>> Start Extracted information

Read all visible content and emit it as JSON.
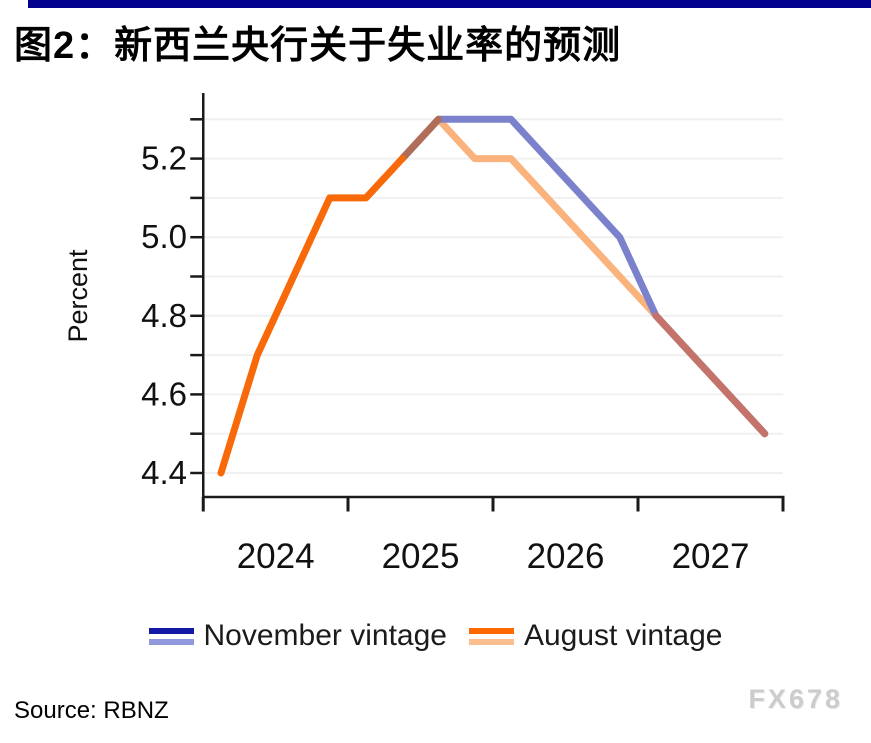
{
  "header": {
    "title": "图2：新西兰央行关于失业率的预测",
    "accent_color": "#02028e"
  },
  "chart_data": {
    "type": "line",
    "title": "图2：新西兰央行关于失业率的预测",
    "ylabel": "Percent",
    "ylim": [
      4.35,
      5.35
    ],
    "ytick_step": 0.1,
    "yticks_all": [
      4.4,
      4.5,
      4.6,
      4.7,
      4.8,
      4.9,
      5.0,
      5.1,
      5.2,
      5.3
    ],
    "yticks_labeled": [
      "4.4",
      "4.6",
      "4.8",
      "5.0",
      "5.2"
    ],
    "x_tick_years": [
      "2024",
      "2025",
      "2026",
      "2027"
    ],
    "grid": true,
    "legend_position": "bottom",
    "categories": [
      "2024Q1",
      "2024Q2",
      "2024Q3",
      "2024Q4",
      "2025Q1",
      "2025Q2",
      "2025Q3",
      "2025Q4",
      "2026Q1",
      "2026Q2",
      "2026Q3",
      "2026Q4",
      "2027Q1",
      "2027Q2",
      "2027Q3",
      "2027Q4"
    ],
    "series": [
      {
        "name": "November vintage",
        "start_index": 5,
        "values": [
          5.2,
          5.3,
          5.3,
          5.3,
          5.2,
          5.1,
          5.0,
          4.8,
          4.7,
          4.6,
          4.5
        ],
        "line_color": "#7b82cb",
        "legend_colors": [
          "#1319a5",
          "#8f99db"
        ]
      },
      {
        "name": "August vintage",
        "start_index": 0,
        "values": [
          4.4,
          4.7,
          4.9,
          5.1,
          5.1,
          5.2,
          5.3,
          5.2,
          5.2,
          5.1,
          5.0,
          4.9,
          4.8,
          4.7,
          4.6,
          4.5
        ],
        "actual_through_index": 5,
        "line_color": "#fbb37e",
        "actual_line_color": "#f8690a",
        "legend_colors": [
          "#ff6a00",
          "#fbbe8f"
        ]
      }
    ],
    "overlap_segments": [
      {
        "from_index": 5,
        "to_index": 6,
        "color": "#b06e58"
      },
      {
        "from_index": 12,
        "to_index": 15,
        "color": "#c4736a"
      }
    ],
    "grid_color": "#f0f0f0",
    "axis_color": "#1a1a1a"
  },
  "footer": {
    "source": "Source: RBNZ",
    "watermark": "FX678"
  }
}
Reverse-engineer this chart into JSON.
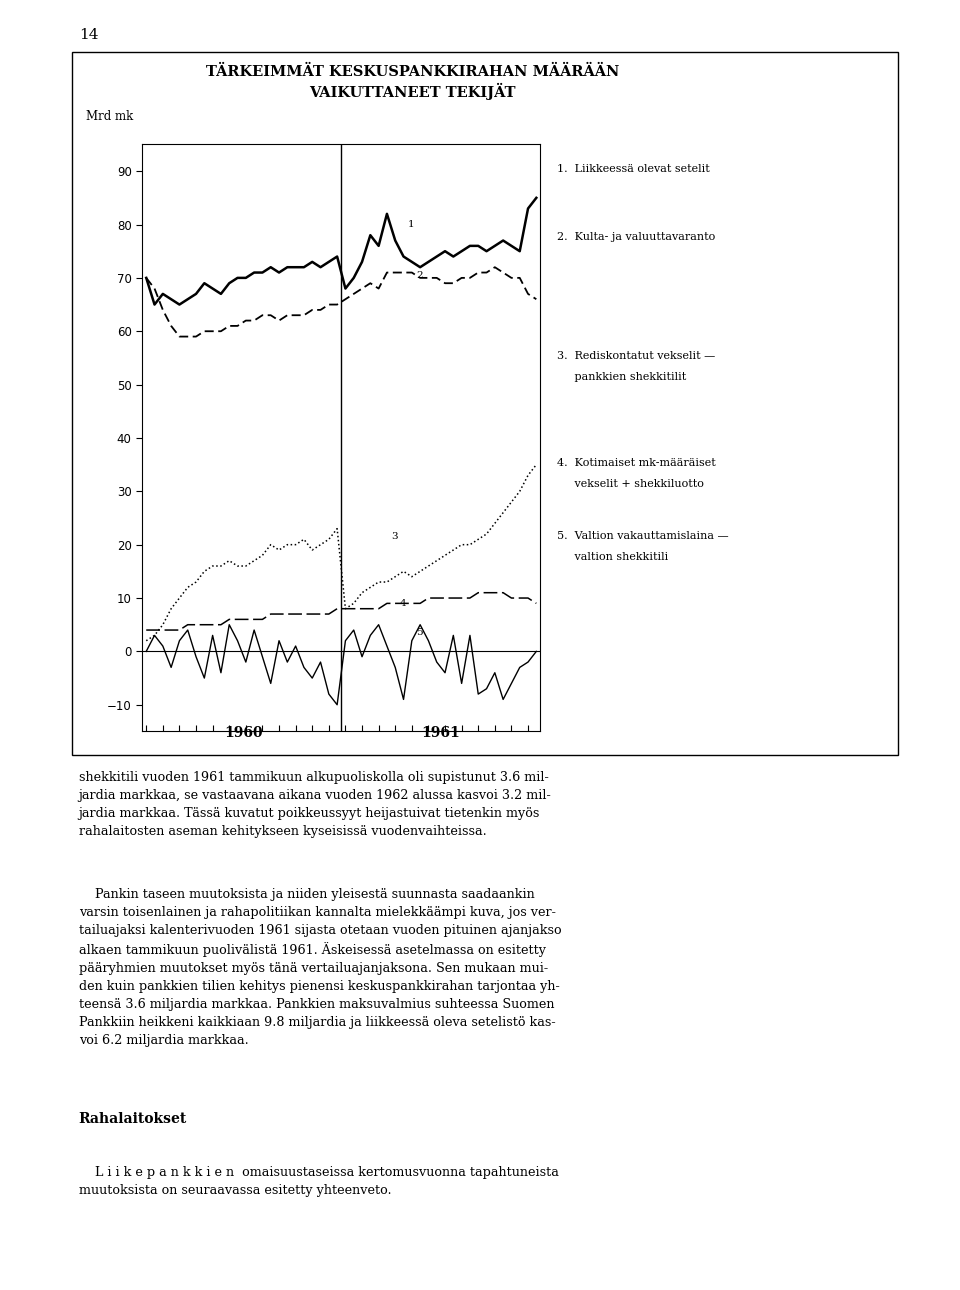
{
  "title_line1": "TÄRKEIMMÄT KESKUSPANKKIRAHAN MÄÄRÄÄN",
  "title_line2": "VAIKUTTANEET TEKIJÄT",
  "ylabel": "Mrd mk",
  "ylim": [
    -15,
    95
  ],
  "yticks": [
    -10,
    0,
    10,
    20,
    30,
    40,
    50,
    60,
    70,
    80,
    90
  ],
  "page_number": "14",
  "legend1": "1.  Liikkeessä olevat setelit",
  "legend2": "2.  Kulta- ja valuuttavaranto",
  "legend3a": "3.  Rediskontatut vekselit —",
  "legend3b": "     pankkien shekkitilit",
  "legend4a": "4.  Kotimaiset mk-määräiset",
  "legend4b": "     vekselit + shekkiluotto",
  "legend5a": "5.  Valtion vakauttamislaina —",
  "legend5b": "     valtion shekkitili",
  "body1": "shekkitili vuoden 1961 tammikuun alkupuoliskolla oli supistunut 3.6 mil-\njardia markkaa, se vastaavana aikana vuoden 1962 alussa kasvoi 3.2 mil-\njardia markkaa. Tässä kuvatut poikkeussyyt heijastuivat tietenkin myös\nrahalaitosten aseman kehitykseen kyseisissä vuodenvaihteissa.",
  "body2": "    Pankin taseen muutoksista ja niiden yleisestä suunnasta saadaankin\nvarsin toisenlainen ja rahapolitiikan kannalta mielekkäämpi kuva, jos ver-\ntailuajaksi kalenterivuoden 1961 sijasta otetaan vuoden pituinen ajanjakso\nalkaen tammikuun puolivälistä 1961. Äskeisessä asetelmassa on esitetty\npääryhmien muutokset myös tänä vertailuajanjaksona. Sen mukaan mui-\nden kuin pankkien tilien kehitys pienensi keskuspankkirahan tarjontaa yh-\nteensä 3.6 miljardia markkaa. Pankkien maksuvalmius suhteessa Suomen\nPankkiin heikkeni kaikkiaan 9.8 miljardia ja liikkeessä oleva setelistö kas-\nvoi 6.2 miljardia markkaa.",
  "section_header": "Rahalaitokset",
  "body3": "    L i i k e p a n k k i e n  omaisuustaseissa kertomusvuonna tapahtuneista\nmuutoksista on seuraavassa esitetty yhteenveto.",
  "s1": [
    70,
    65,
    67,
    66,
    65,
    66,
    67,
    69,
    68,
    67,
    69,
    70,
    70,
    71,
    71,
    72,
    71,
    72,
    72,
    72,
    73,
    72,
    73,
    74,
    68,
    70,
    73,
    78,
    76,
    82,
    77,
    74,
    73,
    72,
    73,
    74,
    75,
    74,
    75,
    76,
    76,
    75,
    76,
    77,
    76,
    75,
    83,
    85
  ],
  "s2": [
    70,
    68,
    64,
    61,
    59,
    59,
    59,
    60,
    60,
    60,
    61,
    61,
    62,
    62,
    63,
    63,
    62,
    63,
    63,
    63,
    64,
    64,
    65,
    65,
    66,
    67,
    68,
    69,
    68,
    71,
    71,
    71,
    71,
    70,
    70,
    70,
    69,
    69,
    70,
    70,
    71,
    71,
    72,
    71,
    70,
    70,
    67,
    66
  ],
  "s3": [
    2,
    3,
    5,
    8,
    10,
    12,
    13,
    15,
    16,
    16,
    17,
    16,
    16,
    17,
    18,
    20,
    19,
    20,
    20,
    21,
    19,
    20,
    21,
    23,
    8,
    9,
    11,
    12,
    13,
    13,
    14,
    15,
    14,
    15,
    16,
    17,
    18,
    19,
    20,
    20,
    21,
    22,
    24,
    26,
    28,
    30,
    33,
    35
  ],
  "s4": [
    4,
    4,
    4,
    4,
    4,
    5,
    5,
    5,
    5,
    5,
    6,
    6,
    6,
    6,
    6,
    7,
    7,
    7,
    7,
    7,
    7,
    7,
    7,
    8,
    8,
    8,
    8,
    8,
    8,
    9,
    9,
    9,
    9,
    9,
    10,
    10,
    10,
    10,
    10,
    10,
    11,
    11,
    11,
    11,
    10,
    10,
    10,
    9
  ],
  "s5": [
    0,
    3,
    1,
    -3,
    2,
    4,
    -1,
    -5,
    3,
    -4,
    5,
    2,
    -2,
    4,
    -1,
    -6,
    2,
    -2,
    1,
    -3,
    -5,
    -2,
    -8,
    -10,
    2,
    4,
    -1,
    3,
    5,
    1,
    -3,
    -9,
    2,
    5,
    2,
    -2,
    -4,
    3,
    -6,
    3,
    -8,
    -7,
    -4,
    -9,
    -6,
    -3,
    -2,
    0
  ]
}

>> End Extracted information

[Work required]: Make an exact copy of all the material, but keep the pictures out of it.

[The response]:
Read all visible content and emit it as JSON.
{
  "header": {
    "title": "图2：新西兰央行关于失业率的预测",
    "accent_color": "#02028e"
  },
  "chart_data": {
    "type": "line",
    "title": "图2：新西兰央行关于失业率的预测",
    "ylabel": "Percent",
    "ylim": [
      4.35,
      5.35
    ],
    "ytick_step": 0.1,
    "yticks_all": [
      4.4,
      4.5,
      4.6,
      4.7,
      4.8,
      4.9,
      5.0,
      5.1,
      5.2,
      5.3
    ],
    "yticks_labeled": [
      "4.4",
      "4.6",
      "4.8",
      "5.0",
      "5.2"
    ],
    "x_tick_years": [
      "2024",
      "2025",
      "2026",
      "2027"
    ],
    "grid": true,
    "legend_position": "bottom",
    "categories": [
      "2024Q1",
      "2024Q2",
      "2024Q3",
      "2024Q4",
      "2025Q1",
      "2025Q2",
      "2025Q3",
      "2025Q4",
      "2026Q1",
      "2026Q2",
      "2026Q3",
      "2026Q4",
      "2027Q1",
      "2027Q2",
      "2027Q3",
      "2027Q4"
    ],
    "series": [
      {
        "name": "November vintage",
        "start_index": 5,
        "values": [
          5.2,
          5.3,
          5.3,
          5.3,
          5.2,
          5.1,
          5.0,
          4.8,
          4.7,
          4.6,
          4.5
        ],
        "line_color": "#7b82cb",
        "legend_colors": [
          "#1319a5",
          "#8f99db"
        ]
      },
      {
        "name": "August vintage",
        "start_index": 0,
        "values": [
          4.4,
          4.7,
          4.9,
          5.1,
          5.1,
          5.2,
          5.3,
          5.2,
          5.2,
          5.1,
          5.0,
          4.9,
          4.8,
          4.7,
          4.6,
          4.5
        ],
        "actual_through_index": 5,
        "line_color": "#fbb37e",
        "actual_line_color": "#f8690a",
        "legend_colors": [
          "#ff6a00",
          "#fbbe8f"
        ]
      }
    ],
    "overlap_segments": [
      {
        "from_index": 5,
        "to_index": 6,
        "color": "#b06e58"
      },
      {
        "from_index": 12,
        "to_index": 15,
        "color": "#c4736a"
      }
    ],
    "grid_color": "#f0f0f0",
    "axis_color": "#1a1a1a"
  },
  "footer": {
    "source": "Source: RBNZ",
    "watermark": "FX678"
  }
}
Reverse-engineer this chart into JSON.
{
  "title_line1": "TÄRKEIMMÄT KESKUSPANKKIRAHAN MÄÄRÄÄN",
  "title_line2": "VAIKUTTANEET TEKIJÄT",
  "ylabel": "Mrd mk",
  "ylim": [
    -15,
    95
  ],
  "yticks": [
    -10,
    0,
    10,
    20,
    30,
    40,
    50,
    60,
    70,
    80,
    90
  ],
  "page_number": "14",
  "legend1": "1.  Liikkeessä olevat setelit",
  "legend2": "2.  Kulta- ja valuuttavaranto",
  "legend3a": "3.  Rediskontatut vekselit —",
  "legend3b": "     pankkien shekkitilit",
  "legend4a": "4.  Kotimaiset mk-määräiset",
  "legend4b": "     vekselit + shekkiluotto",
  "legend5a": "5.  Valtion vakauttamislaina —",
  "legend5b": "     valtion shekkitili",
  "body1": "shekkitili vuoden 1961 tammikuun alkupuoliskolla oli supistunut 3.6 mil-\njardia markkaa, se vastaavana aikana vuoden 1962 alussa kasvoi 3.2 mil-\njardia markkaa. Tässä kuvatut poikkeussyyt heijastuivat tietenkin myös\nrahalaitosten aseman kehitykseen kyseisissä vuodenvaihteissa.",
  "body2": "    Pankin taseen muutoksista ja niiden yleisestä suunnasta saadaankin\nvarsin toisenlainen ja rahapolitiikan kannalta mielekkäämpi kuva, jos ver-\ntailuajaksi kalenterivuoden 1961 sijasta otetaan vuoden pituinen ajanjakso\nalkaen tammikuun puolivälistä 1961. Äskeisessä asetelmassa on esitetty\npääryhmien muutokset myös tänä vertailuajanjaksona. Sen mukaan mui-\nden kuin pankkien tilien kehitys pienensi keskuspankkirahan tarjontaa yh-\nteensä 3.6 miljardia markkaa. Pankkien maksuvalmius suhteessa Suomen\nPankkiin heikkeni kaikkiaan 9.8 miljardia ja liikkeessä oleva setelistö kas-\nvoi 6.2 miljardia markkaa.",
  "section_header": "Rahalaitokset",
  "body3": "    L i i k e p a n k k i e n  omaisuustaseissa kertomusvuonna tapahtuneista\nmuutoksista on seuraavassa esitetty yhteenveto.",
  "s1": [
    70,
    65,
    67,
    66,
    65,
    66,
    67,
    69,
    68,
    67,
    69,
    70,
    70,
    71,
    71,
    72,
    71,
    72,
    72,
    72,
    73,
    72,
    73,
    74,
    68,
    70,
    73,
    78,
    76,
    82,
    77,
    74,
    73,
    72,
    73,
    74,
    75,
    74,
    75,
    76,
    76,
    75,
    76,
    77,
    76,
    75,
    83,
    85
  ],
  "s2": [
    70,
    68,
    64,
    61,
    59,
    59,
    59,
    60,
    60,
    60,
    61,
    61,
    62,
    62,
    63,
    63,
    62,
    63,
    63,
    63,
    64,
    64,
    65,
    65,
    66,
    67,
    68,
    69,
    68,
    71,
    71,
    71,
    71,
    70,
    70,
    70,
    69,
    69,
    70,
    70,
    71,
    71,
    72,
    71,
    70,
    70,
    67,
    66
  ],
  "s3": [
    2,
    3,
    5,
    8,
    10,
    12,
    13,
    15,
    16,
    16,
    17,
    16,
    16,
    17,
    18,
    20,
    19,
    20,
    20,
    21,
    19,
    20,
    21,
    23,
    8,
    9,
    11,
    12,
    13,
    13,
    14,
    15,
    14,
    15,
    16,
    17,
    18,
    19,
    20,
    20,
    21,
    22,
    24,
    26,
    28,
    30,
    33,
    35
  ],
  "s4": [
    4,
    4,
    4,
    4,
    4,
    5,
    5,
    5,
    5,
    5,
    6,
    6,
    6,
    6,
    6,
    7,
    7,
    7,
    7,
    7,
    7,
    7,
    7,
    8,
    8,
    8,
    8,
    8,
    8,
    9,
    9,
    9,
    9,
    9,
    10,
    10,
    10,
    10,
    10,
    10,
    11,
    11,
    11,
    11,
    10,
    10,
    10,
    9
  ],
  "s5": [
    0,
    3,
    1,
    -3,
    2,
    4,
    -1,
    -5,
    3,
    -4,
    5,
    2,
    -2,
    4,
    -1,
    -6,
    2,
    -2,
    1,
    -3,
    -5,
    -2,
    -8,
    -10,
    2,
    4,
    -1,
    3,
    5,
    1,
    -3,
    -9,
    2,
    5,
    2,
    -2,
    -4,
    3,
    -6,
    3,
    -8,
    -7,
    -4,
    -9,
    -6,
    -3,
    -2,
    0
  ]
}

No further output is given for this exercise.